— START OF Extract —
[pypy-dev] Would the following shared memory model be possible?

William Leslie william.leslie.ttg at gmail.com
Thu Jul 29 10:50:52 CEST 2010

On 29 July 2010 18:02, Maciej Fijalkowski <fijall at gmail.com> wrote:
> On Thu, Jul 29, 2010 at 9:57 AM, William Leslie
> <william.leslie.ttg at gmail.com> wrote:
>> I claim that there are two alternatives in the face of one thread
>> mutating an object and the other observing:
>> 0. You can give up consistency and do fine-grained locking, which is
>> reasonably fast but error prone, or
>> 1. Expect python to handle all of this for you, effectively not making
>> a change to the memory model. You could do this with implicit
>> per-object locks which might be reasonably fast in the absence of
>> contention, but not when several threads are trying to use the object.
>> Queues already are in a sense your per-object-lock,
>> one-thread-mutating, but usually one thread has acquire semantics and
>> one has release semantics, and that combination actually works. It's
>> when you expect to have a full memory barrier that is the problem.
>> Come to think of it, you might be right Kevin: as long as only one
>> thread mutates the object, the mutating thread never /needs/ to
>> acquire, as it knows that it has the latest revision.
— END OF Extract —
— START OF Collected data —
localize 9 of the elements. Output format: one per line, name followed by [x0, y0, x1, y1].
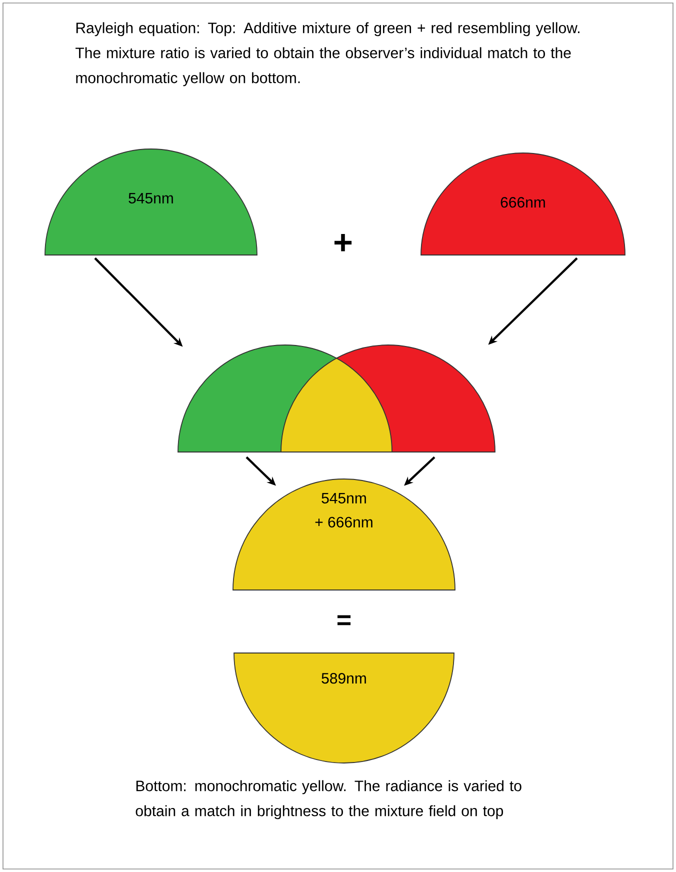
— END OF Collected data —
= Task requirements =
1. Answer these questions from the mailing-list post:
(a) On what date was the post sent?
(b) In alternative 0, what two qualities are given for fine-grained locking?
(c) What combination of semantics do queues usually involve?
2. Rewrite the quoted passage of the mailing-list post, from "I claim that there are two alternatives" to "the latest revision," as a short bulleted list that keeps its main facts.
3. Resume the mailing-list post after its last sentence.
The material above comes from a different source than the mailing-list post.

= Answers to the tasks =
1.
(a) Thursday, July 29, 2010.
(b) It is reasonably fast but error prone.
(c) One thread has acquire semantics and the other has release semantics.

2.
- When one thread mutates an object and another observes it, there are two alternatives.
- Alternative 0: give up consistency and use fine-grained locking, which is reasonably fast but error prone.
- Alternative 1: let Python handle everything, leaving the memory model unchanged. Implicit per-object locks could do this. They might be reasonably fast without contention but not when several threads use the object.
- Queues already act as a per-object lock with one thread mutating. One thread usually has acquire semantics and the other release semantics, and that combination works.
- The problem comes when a full memory barrier is expected.
- If only one thread mutates the object, that thread never needs to acquire, because it knows it has the latest revision.

3.
>> Have I missed something?
>> --
>> William Leslie
> So my question is why you think 1. is really expensive (can you find
> evidence). I don't see what is has to do with cache misses. Besides,
> in python you cannot guarantee much about mutability of objects. So
> you don't know if object passed in a queue is mutable or not, unless
> you restrict yourself to some very simlpe types (in which case there
> is no shared memory, since you only pass immutable objects).

If task X expects that task Y will mutate some object it has, it needs
to go back to the source for every read. This means that if you do use
mutation of some shared object for communication, it needs to be
synchronised before every access. What this means for us is that every
read from a possibly mutable object requires an acquire, and every
write requires a release. It's as if every reference in the program is
implemented with a volatile pointer. Even if the object is never
mutated, there can be a lot of unnecessary bus chatter waiting for
MESI to tell us so.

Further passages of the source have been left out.